### What the exercise asks
Present the following entries again, word for word and in full.

================================

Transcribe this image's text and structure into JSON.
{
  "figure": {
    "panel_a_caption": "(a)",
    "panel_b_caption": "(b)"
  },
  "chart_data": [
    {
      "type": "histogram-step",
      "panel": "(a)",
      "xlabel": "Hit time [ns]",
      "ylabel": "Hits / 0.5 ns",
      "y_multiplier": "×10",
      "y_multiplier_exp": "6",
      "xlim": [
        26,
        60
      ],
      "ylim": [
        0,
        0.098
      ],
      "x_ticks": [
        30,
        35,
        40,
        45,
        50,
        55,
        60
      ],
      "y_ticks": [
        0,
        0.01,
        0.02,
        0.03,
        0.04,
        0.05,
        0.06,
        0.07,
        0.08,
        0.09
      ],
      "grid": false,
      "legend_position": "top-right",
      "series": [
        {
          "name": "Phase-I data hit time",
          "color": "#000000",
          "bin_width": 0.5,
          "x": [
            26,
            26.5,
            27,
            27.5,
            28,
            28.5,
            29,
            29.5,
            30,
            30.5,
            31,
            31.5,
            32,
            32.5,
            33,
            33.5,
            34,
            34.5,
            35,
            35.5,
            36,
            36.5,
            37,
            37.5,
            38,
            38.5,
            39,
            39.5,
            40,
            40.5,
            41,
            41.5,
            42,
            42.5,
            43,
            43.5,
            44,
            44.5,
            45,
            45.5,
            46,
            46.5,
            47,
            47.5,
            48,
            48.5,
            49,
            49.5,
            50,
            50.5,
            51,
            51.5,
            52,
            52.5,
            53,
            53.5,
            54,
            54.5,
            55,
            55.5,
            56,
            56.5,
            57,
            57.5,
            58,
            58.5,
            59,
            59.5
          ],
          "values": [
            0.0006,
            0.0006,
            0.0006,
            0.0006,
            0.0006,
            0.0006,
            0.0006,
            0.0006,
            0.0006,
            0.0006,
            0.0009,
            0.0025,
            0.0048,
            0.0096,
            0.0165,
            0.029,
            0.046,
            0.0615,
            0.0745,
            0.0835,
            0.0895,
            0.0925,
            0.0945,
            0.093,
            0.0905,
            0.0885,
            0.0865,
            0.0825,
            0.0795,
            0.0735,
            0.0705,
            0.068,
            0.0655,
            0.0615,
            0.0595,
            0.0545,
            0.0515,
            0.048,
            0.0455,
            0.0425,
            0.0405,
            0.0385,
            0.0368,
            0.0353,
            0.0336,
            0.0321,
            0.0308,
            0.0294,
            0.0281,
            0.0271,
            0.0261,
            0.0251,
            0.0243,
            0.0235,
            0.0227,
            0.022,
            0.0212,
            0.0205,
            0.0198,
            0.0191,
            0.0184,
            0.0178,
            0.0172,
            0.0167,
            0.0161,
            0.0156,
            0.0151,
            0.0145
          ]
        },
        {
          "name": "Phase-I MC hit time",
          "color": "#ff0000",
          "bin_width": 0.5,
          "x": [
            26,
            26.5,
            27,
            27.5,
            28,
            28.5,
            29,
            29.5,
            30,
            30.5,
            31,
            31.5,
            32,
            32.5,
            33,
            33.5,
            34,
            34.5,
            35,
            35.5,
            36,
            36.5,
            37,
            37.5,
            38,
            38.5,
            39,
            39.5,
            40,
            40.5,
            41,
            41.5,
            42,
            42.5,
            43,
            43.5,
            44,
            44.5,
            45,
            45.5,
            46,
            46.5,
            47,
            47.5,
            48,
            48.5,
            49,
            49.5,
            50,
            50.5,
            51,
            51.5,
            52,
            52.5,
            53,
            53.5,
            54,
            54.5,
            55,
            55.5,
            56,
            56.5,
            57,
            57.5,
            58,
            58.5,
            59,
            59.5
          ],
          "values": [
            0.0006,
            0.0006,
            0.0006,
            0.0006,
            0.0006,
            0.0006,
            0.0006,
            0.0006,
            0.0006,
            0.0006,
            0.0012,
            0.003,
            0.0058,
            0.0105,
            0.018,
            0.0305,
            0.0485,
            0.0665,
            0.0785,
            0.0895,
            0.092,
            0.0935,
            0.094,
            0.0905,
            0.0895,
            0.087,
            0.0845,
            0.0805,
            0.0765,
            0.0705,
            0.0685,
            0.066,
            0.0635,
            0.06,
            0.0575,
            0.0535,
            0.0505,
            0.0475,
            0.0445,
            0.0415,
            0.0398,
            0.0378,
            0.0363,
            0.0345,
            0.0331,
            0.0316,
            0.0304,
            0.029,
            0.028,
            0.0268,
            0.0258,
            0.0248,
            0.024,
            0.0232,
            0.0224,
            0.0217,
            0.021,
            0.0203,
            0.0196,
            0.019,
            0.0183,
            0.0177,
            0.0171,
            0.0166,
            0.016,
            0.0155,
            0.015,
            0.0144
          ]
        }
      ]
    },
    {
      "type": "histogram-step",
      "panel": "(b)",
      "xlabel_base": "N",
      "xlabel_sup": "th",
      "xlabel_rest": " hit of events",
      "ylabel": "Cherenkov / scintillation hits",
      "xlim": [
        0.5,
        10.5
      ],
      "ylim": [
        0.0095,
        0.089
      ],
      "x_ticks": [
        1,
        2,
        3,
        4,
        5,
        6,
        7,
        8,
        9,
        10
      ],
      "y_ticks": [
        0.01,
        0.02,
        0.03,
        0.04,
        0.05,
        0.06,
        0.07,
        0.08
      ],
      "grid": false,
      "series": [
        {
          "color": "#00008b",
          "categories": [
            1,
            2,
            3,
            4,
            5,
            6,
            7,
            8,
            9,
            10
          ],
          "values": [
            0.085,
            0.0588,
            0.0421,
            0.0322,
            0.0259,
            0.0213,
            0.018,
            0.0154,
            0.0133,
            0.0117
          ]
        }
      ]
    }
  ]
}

================================

### Completed exercise
Transcribe this image's text and structure into JSON.
{
  "figure": {
    "panel_a_caption": "(a)",
    "panel_b_caption": "(b)"
  },
  "chart_data": [
    {
      "type": "histogram-step",
      "panel": "(a)",
      "xlabel": "Hit time [ns]",
      "ylabel": "Hits / 0.5 ns",
      "y_multiplier": "×10",
      "y_multiplier_exp": "6",
      "xlim": [
        26,
        60
      ],
      "ylim": [
        0,
        0.098
      ],
      "x_ticks": [
        30,
        35,
        40,
        45,
        50,
        55,
        60
      ],
      "y_ticks": [
        0,
        0.01,
        0.02,
        0.03,
        0.04,
        0.05,
        0.06,
        0.07,
        0.08,
        0.09
      ],
      "grid": false,
      "legend_position": "top-right",
      "series": [
        {
          "name": "Phase-I data hit time",
          "color": "#000000",
          "bin_width": 0.5,
          "x": [
            26,
            26.5,
            27,
            27.5,
            28,
            28.5,
            29,
            29.5,
            30,
            30.5,
            31,
            31.5,
            32,
            32.5,
            33,
            33.5,
            34,
            34.5,
            35,
            35.5,
            36,
            36.5,
            37,
            37.5,
            38,
            38.5,
            39,
            39.5,
            40,
            40.5,
            41,
            41.5,
            42,
            42.5,
            43,
            43.5,
            44,
            44.5,
            45,
            45.5,
            46,
            46.5,
            47,
            47.5,
            48,
            48.5,
            49,
            49.5,
            50,
            50.5,
            51,
            51.5,
            52,
            52.5,
            53,
            53.5,
            54,
            54.5,
            55,
            55.5,
            56,
            56.5,
            57,
            57.5,
            58,
            58.5,
            59,
            59.5
          ],
          "values": [
            0.0006,
            0.0006,
            0.0006,
            0.0006,
            0.0006,
            0.0006,
            0.0006,
            0.0006,
            0.0006,
            0.0006,
            0.0009,
            0.0025,
            0.0048,
            0.0096,
            0.0165,
            0.029,
            0.046,
            0.0615,
            0.0745,
            0.0835,
            0.0895,
            0.0925,
            0.0945,
            0.093,
            0.0905,
            0.0885,
            0.0865,
            0.0825,
            0.0795,
            0.0735,
            0.0705,
            0.068,
            0.0655,
            0.0615,
            0.0595,
            0.0545,
            0.0515,
            0.048,
            0.0455,
            0.0425,
            0.0405,
            0.0385,
            0.0368,
            0.0353,
            0.0336,
            0.0321,
            0.0308,
            0.0294,
            0.0281,
            0.0271,
            0.0261,
            0.0251,
            0.0243,
            0.0235,
            0.0227,
            0.022,
            0.0212,
            0.0205,
            0.0198,
            0.0191,
            0.0184,
            0.0178,
            0.0172,
            0.0167,
            0.0161,
            0.0156,
            0.0151,
            0.0145
          ]
        },
        {
          "name": "Phase-I MC hit time",
          "color": "#ff0000",
          "bin_width": 0.5,
          "x": [
            26,
            26.5,
            27,
            27.5,
            28,
            28.5,
            29,
            29.5,
            30,
            30.5,
            31,
            31.5,
            32,
            32.5,
            33,
            33.5,
            34,
            34.5,
            35,
            35.5,
            36,
            36.5,
            37,
            37.5,
            38,
            38.5,
            39,
            39.5,
            40,
            40.5,
            41,
            41.5,
            42,
            42.5,
            43,
            43.5,
            44,
            44.5,
            45,
            45.5,
            46,
            46.5,
            47,
            47.5,
            48,
            48.5,
            49,
            49.5,
            50,
            50.5,
            51,
            51.5,
            52,
            52.5,
            53,
            53.5,
            54,
            54.5,
            55,
            55.5,
            56,
            56.5,
            57,
            57.5,
            58,
            58.5,
            59,
            59.5
          ],
          "values": [
            0.0006,
            0.0006,
            0.0006,
            0.0006,
            0.0006,
            0.0006,
            0.0006,
            0.0006,
            0.0006,
            0.0006,
            0.0012,
            0.003,
            0.0058,
            0.0105,
            0.018,
            0.0305,
            0.0485,
            0.0665,
            0.0785,
            0.0895,
            0.092,
            0.0935,
            0.094,
            0.0905,
            0.0895,
            0.087,
            0.0845,
            0.0805,
            0.0765,
            0.0705,
            0.0685,
            0.066,
            0.0635,
            0.06,
            0.0575,
            0.0535,
            0.0505,
            0.0475,
            0.0445,
            0.0415,
            0.0398,
            0.0378,
            0.0363,
            0.0345,
            0.0331,
            0.0316,
            0.0304,
            0.029,
            0.028,
            0.0268,
            0.0258,
            0.0248,
            0.024,
            0.0232,
            0.0224,
            0.0217,
            0.021,
            0.0203,
            0.0196,
            0.019,
            0.0183,
            0.0177,
            0.0171,
            0.0166,
            0.016,
            0.0155,
            0.015,
            0.0144
          ]
        }
      ]
    },
    {
      "type": "histogram-step",
      "panel": "(b)",
      "xlabel_base": "N",
      "xlabel_sup": "th",
      "xlabel_rest": " hit of events",
      "ylabel": "Cherenkov / scintillation hits",
      "xlim": [
        0.5,
        10.5
      ],
      "ylim": [
        0.0095,
        0.089
      ],
      "x_ticks": [
        1,
        2,
        3,
        4,
        5,
        6,
        7,
        8,
        9,
        10
      ],
      "y_ticks": [
        0.01,
        0.02,
        0.03,
        0.04,
        0.05,
        0.06,
        0.07,
        0.08
      ],
      "grid": false,
      "series": [
        {
          "color": "#00008b",
          "categories": [
            1,
            2,
            3,
            4,
            5,
            6,
            7,
            8,
            9,
            10
          ],
          "values": [
            0.085,
            0.0588,
            0.0421,
            0.0322,
            0.0259,
            0.0213,
            0.018,
            0.0154,
            0.0133,
            0.0117
          ]
        }
      ]
    }
  ]
}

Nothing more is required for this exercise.